** begin **

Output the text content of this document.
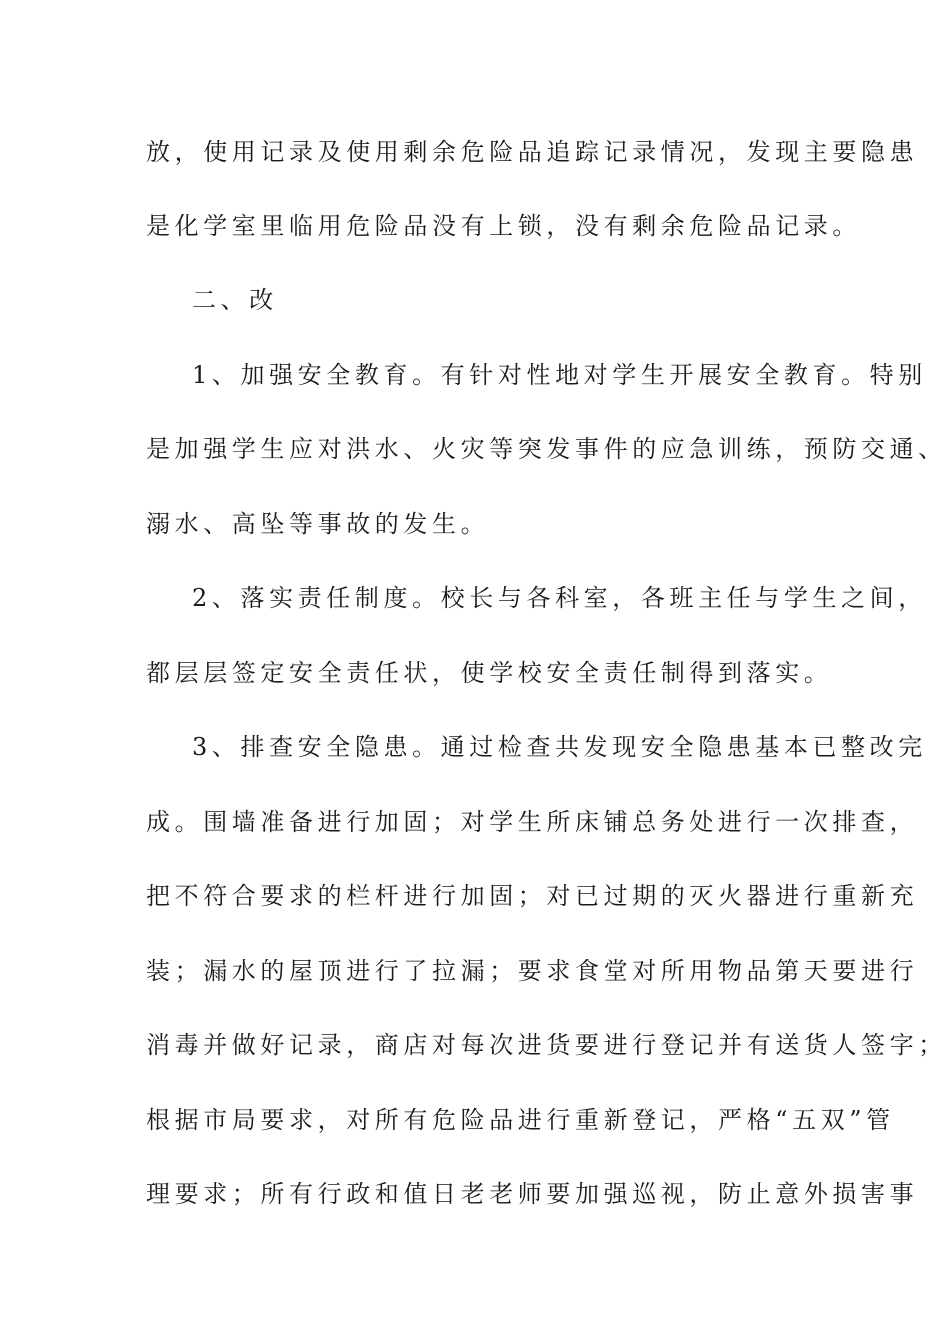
放，使用记录及使用剩余危险品追踪记录情况，发现主要隐患
是化学室里临用危险品没有上锁，没有剩余危险品记录。
二、改
1、加强安全教育。有针对性地对学生开展安全教育。特别
是加强学生应对洪水、火灾等突发事件的应急训练，预防交通、
溺水、高坠等事故的发生。
2、落实责任制度。校长与各科室，各班主任与学生之间，
都层层签定安全责任状，使学校安全责任制得到落实。
3、排查安全隐患。通过检查共发现安全隐患基本已整改完
成。围墙准备进行加固；对学生所床铺总务处进行一次排查，
把不符合要求的栏杆进行加固；对已过期的灭火器进行重新充
装；漏水的屋顶进行了拉漏；要求食堂对所用物品第天要进行
消毒并做好记录，商店对每次进货要进行登记并有送货人签字；
根据市局要求，对所有危险品进行重新登记，严格“五双”管
理要求；所有行政和值日老老师要加强巡视，防止意外损害事
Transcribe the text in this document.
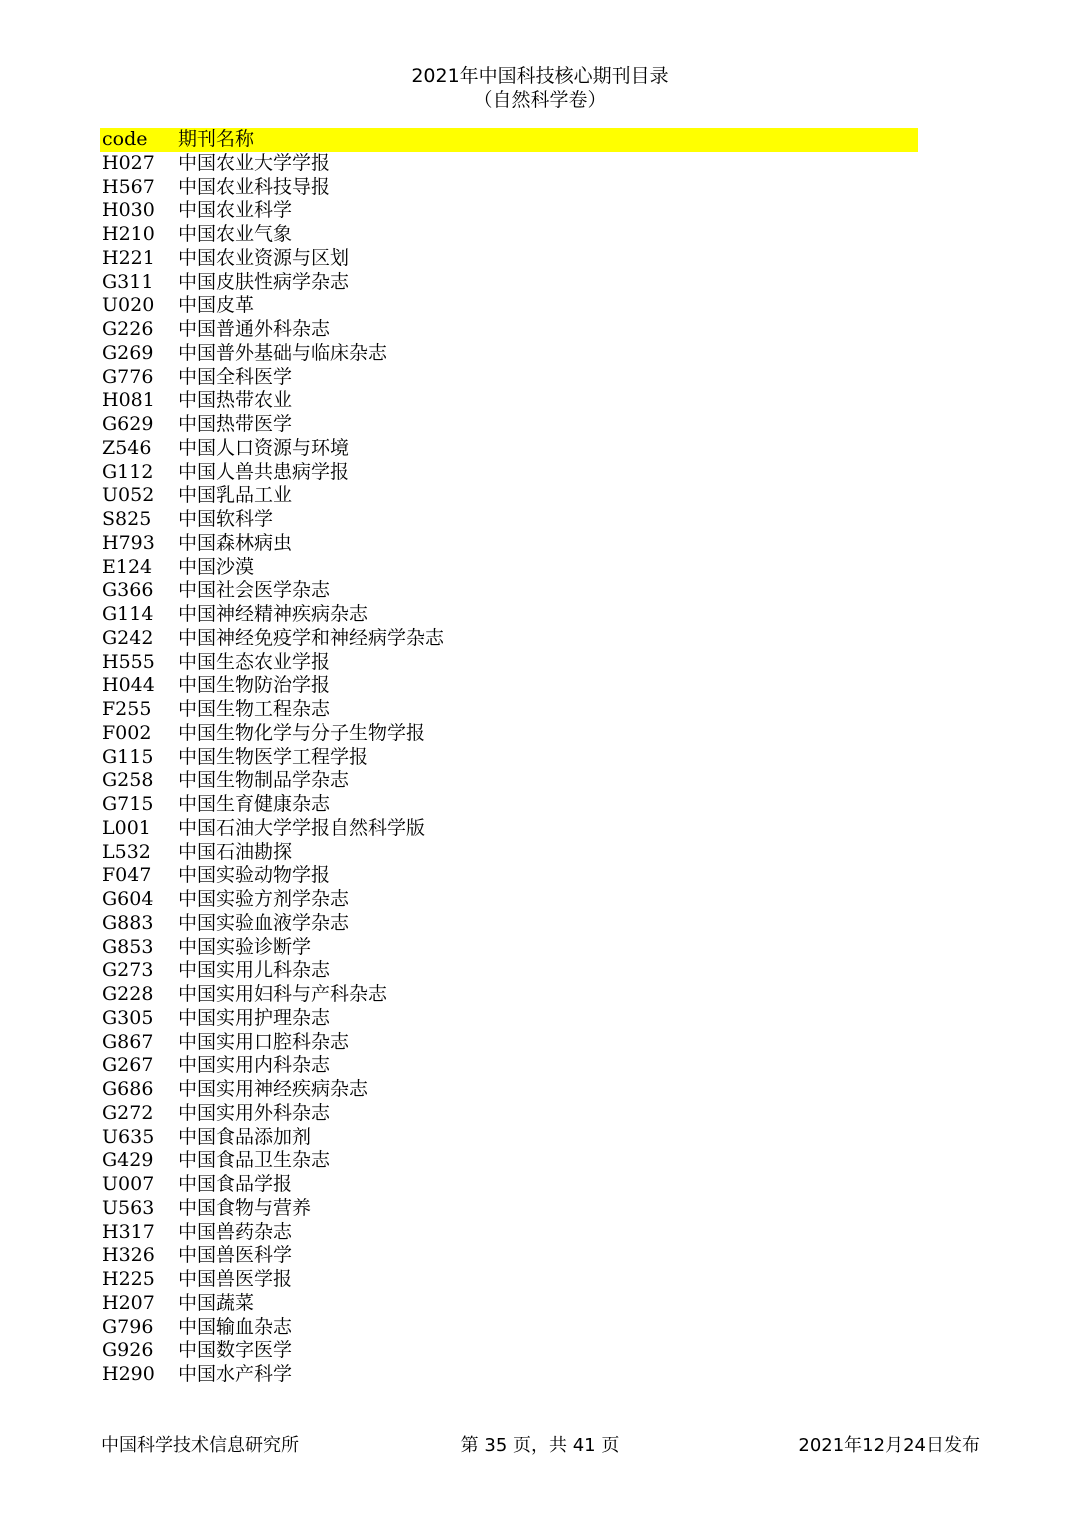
2021年中国科技核心期刊目录
（自然科学卷）
code 期刊名称
H027 中国农业大学学报
H567 中国农业科技导报
H030 中国农业科学
H210 中国农业气象
H221 中国农业资源与区划
G311 中国皮肤性病学杂志
U020 中国皮革
G226 中国普通外科杂志
G269 中国普外基础与临床杂志
G776 中国全科医学
H081 中国热带农业
G629 中国热带医学
Z546 中国人口资源与环境
G112 中国人兽共患病学报
U052 中国乳品工业
S825 中国软科学
H793 中国森林病虫
E124 中国沙漠
G366 中国社会医学杂志
G114 中国神经精神疾病杂志
G242 中国神经免疫学和神经病学杂志
H555 中国生态农业学报
H044 中国生物防治学报
F255 中国生物工程杂志
F002 中国生物化学与分子生物学报
G115 中国生物医学工程学报
G258 中国生物制品学杂志
G715 中国生育健康杂志
L001 中国石油大学学报自然科学版
L532 中国石油勘探
F047 中国实验动物学报
G604 中国实验方剂学杂志
G883 中国实验血液学杂志
G853 中国实验诊断学
G273 中国实用儿科杂志
G228 中国实用妇科与产科杂志
G305 中国实用护理杂志
G867 中国实用口腔科杂志
G267 中国实用内科杂志
G686 中国实用神经疾病杂志
G272 中国实用外科杂志
U635 中国食品添加剂
G429 中国食品卫生杂志
U007 中国食品学报
U563 中国食物与营养
H317 中国兽药杂志
H326 中国兽医科学
H225 中国兽医学报
H207 中国蔬菜
G796 中国输血杂志
G926 中国数字医学
H290 中国水产科学
中国科学技术信息研究所	第 35 页，共 41 页	2021年12月24日发布
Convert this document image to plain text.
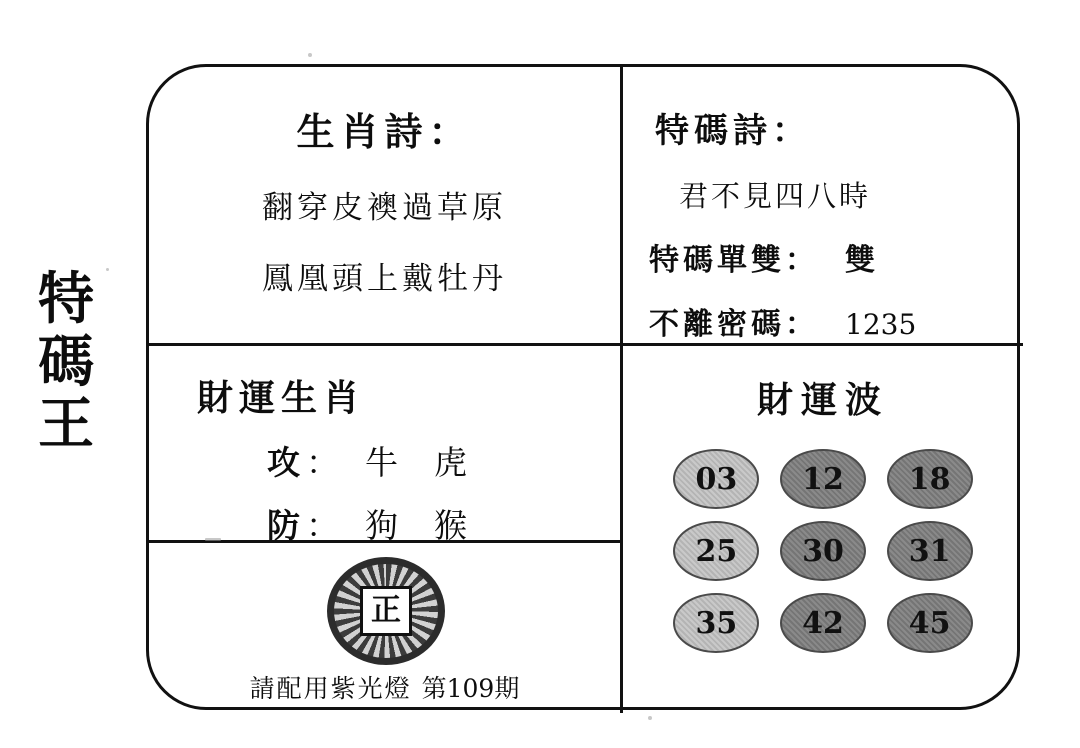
特
碼
王
生肖詩：
翻穿皮襖過草原
鳳凰頭上戴牡丹
特碼詩：
君不見四八時
特碼單雙： 雙
不離密碼： 1235
財運生肖
攻 ： 牛 虎
防 ： 狗 猴
正
請配用紫光燈 第109期
財運波
03	12	18
25	30	31
35	42	45
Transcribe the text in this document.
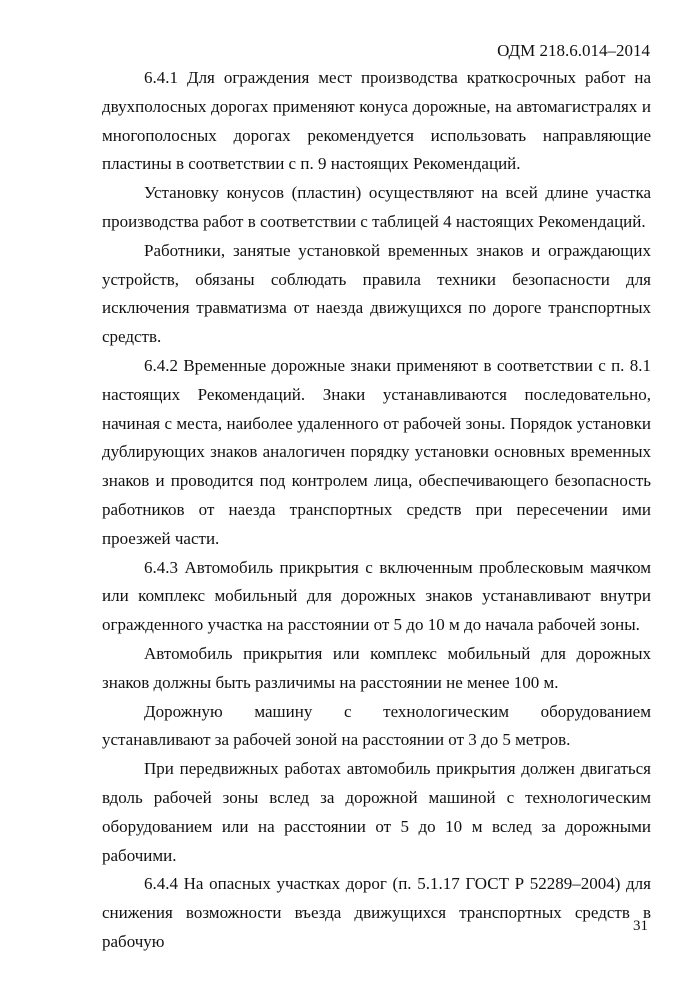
ОДМ 218.6.014–2014

6.4.1 Для ограждения мест производства краткосрочных работ на двухполосных дорогах применяют конуса дорожные, на автомагистралях и многополосных дорогах рекомендуется использовать направляющие пластины в соответствии с п. 9 настоящих Рекомендаций.

Установку конусов (пластин) осуществляют на всей длине участка производства работ в соответствии с таблицей 4 настоящих Рекомендаций.

Работники, занятые установкой временных знаков и ограждающих устройств, обязаны соблюдать правила техники безопасности для исключения травматизма от наезда движущихся по дороге транспортных средств.

6.4.2 Временные дорожные знаки применяют в соответствии с п. 8.1 настоящих Рекомендаций. Знаки устанавливаются последовательно, начиная с места, наиболее удаленного от рабочей зоны. Порядок установки дублирующих знаков аналогичен порядку установки основных временных знаков и проводится под контролем лица, обеспечивающего безопасность работников от наезда транспортных средств при пересечении ими проезжей части.

6.4.3 Автомобиль прикрытия с включенным проблесковым маячком или комплекс мобильный для дорожных знаков устанавливают внутри огражденного участка на расстоянии от 5 до 10 м до начала рабочей зоны.

Автомобиль прикрытия или комплекс мобильный для дорожных знаков должны быть различимы на расстоянии не менее 100 м.

Дорожную машину с технологическим оборудованием устанавливают за рабочей зоной на расстоянии от 3 до 5 метров.

При передвижных работах автомобиль прикрытия должен двигаться вдоль рабочей зоны вслед за дорожной машиной с технологическим оборудованием или на расстоянии от 5 до 10 м вслед за дорожными рабочими.

6.4.4 На опасных участках дорог (п. 5.1.17 ГОСТ Р 52289–2004) для снижения возможности въезда движущихся транспортных средств в рабочую

31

** end **

Every record above should be written out again exactly; the pictures stay out of the copy.

* [Worked solution]
Output the text content of this document.
放，使用记录及使用剩余危险品追踪记录情况，发现主要隐患
是化学室里临用危险品没有上锁，没有剩余危险品记录。
二、改
1、加强安全教育。有针对性地对学生开展安全教育。特别
是加强学生应对洪水、火灾等突发事件的应急训练，预防交通、
溺水、高坠等事故的发生。
2、落实责任制度。校长与各科室，各班主任与学生之间，
都层层签定安全责任状，使学校安全责任制得到落实。
3、排查安全隐患。通过检查共发现安全隐患基本已整改完
成。围墙准备进行加固；对学生所床铺总务处进行一次排查，
把不符合要求的栏杆进行加固；对已过期的灭火器进行重新充
装；漏水的屋顶进行了拉漏；要求食堂对所用物品第天要进行
消毒并做好记录，商店对每次进货要进行登记并有送货人签字；
根据市局要求，对所有危险品进行重新登记，严格“五双”管
理要求；所有行政和值日老老师要加强巡视，防止意外损害事
Transcribe the text in this document.
2021年中国科技核心期刊目录
（自然科学卷）
code 期刊名称
H027 中国农业大学学报
H567 中国农业科技导报
H030 中国农业科学
H210 中国农业气象
H221 中国农业资源与区划
G311 中国皮肤性病学杂志
U020 中国皮革
G226 中国普通外科杂志
G269 中国普外基础与临床杂志
G776 中国全科医学
H081 中国热带农业
G629 中国热带医学
Z546 中国人口资源与环境
G112 中国人兽共患病学报
U052 中国乳品工业
S825 中国软科学
H793 中国森林病虫
E124 中国沙漠
G366 中国社会医学杂志
G114 中国神经精神疾病杂志
G242 中国神经免疫学和神经病学杂志
H555 中国生态农业学报
H044 中国生物防治学报
F255 中国生物工程杂志
F002 中国生物化学与分子生物学报
G115 中国生物医学工程学报
G258 中国生物制品学杂志
G715 中国生育健康杂志
L001 中国石油大学学报自然科学版
L532 中国石油勘探
F047 中国实验动物学报
G604 中国实验方剂学杂志
G883 中国实验血液学杂志
G853 中国实验诊断学
G273 中国实用儿科杂志
G228 中国实用妇科与产科杂志
G305 中国实用护理杂志
G867 中国实用口腔科杂志
G267 中国实用内科杂志
G686 中国实用神经疾病杂志
G272 中国实用外科杂志
U635 中国食品添加剂
G429 中国食品卫生杂志
U007 中国食品学报
U563 中国食物与营养
H317 中国兽药杂志
H326 中国兽医科学
H225 中国兽医学报
H207 中国蔬菜
G796 中国输血杂志
G926 中国数字医学
H290 中国水产科学
中国科学技术信息研究所	第 35 页，共 41 页	2021年12月24日发布
Convert this document image to plain text.
特
碼
王
生肖詩：
翻穿皮襖過草原
鳳凰頭上戴牡丹
特碼詩：
君不見四八時
特碼單雙： 雙
不離密碼： 1235
財運生肖
攻 ： 牛 虎
防 ： 狗 猴
正
請配用紫光燈 第109期
財運波
03	12	18
25	30	31
35	42	45
Transcribe the text in this document.
ОДМ 218.6.014–2014

6.4.1 Для ограждения мест производства краткосрочных работ на двухполосных дорогах применяют конуса дорожные, на автомагистралях и многополосных дорогах рекомендуется использовать направляющие пластины в соответствии с п. 9 настоящих Рекомендаций.

Установку конусов (пластин) осуществляют на всей длине участка производства работ в соответствии с таблицей 4 настоящих Рекомендаций.

Работники, занятые установкой временных знаков и ограждающих устройств, обязаны соблюдать правила техники безопасности для исключения травматизма от наезда движущихся по дороге транспортных средств.

6.4.2 Временные дорожные знаки применяют в соответствии с п. 8.1 настоящих Рекомендаций. Знаки устанавливаются последовательно, начиная с места, наиболее удаленного от рабочей зоны. Порядок установки дублирующих знаков аналогичен порядку установки основных временных знаков и проводится под контролем лица, обеспечивающего безопасность работников от наезда транспортных средств при пересечении ими проезжей части.

6.4.3 Автомобиль прикрытия с включенным проблесковым маячком или комплекс мобильный для дорожных знаков устанавливают внутри огражденного участка на расстоянии от 5 до 10 м до начала рабочей зоны.

Автомобиль прикрытия или комплекс мобильный для дорожных знаков должны быть различимы на расстоянии не менее 100 м.

Дорожную машину с технологическим оборудованием устанавливают за рабочей зоной на расстоянии от 3 до 5 метров.

При передвижных работах автомобиль прикрытия должен двигаться вдоль рабочей зоны вслед за дорожной машиной с технологическим оборудованием или на расстоянии от 5 до 10 м вслед за дорожными рабочими.

6.4.4 На опасных участках дорог (п. 5.1.17 ГОСТ Р 52289–2004) для снижения возможности въезда движущихся транспортных средств в рабочую

31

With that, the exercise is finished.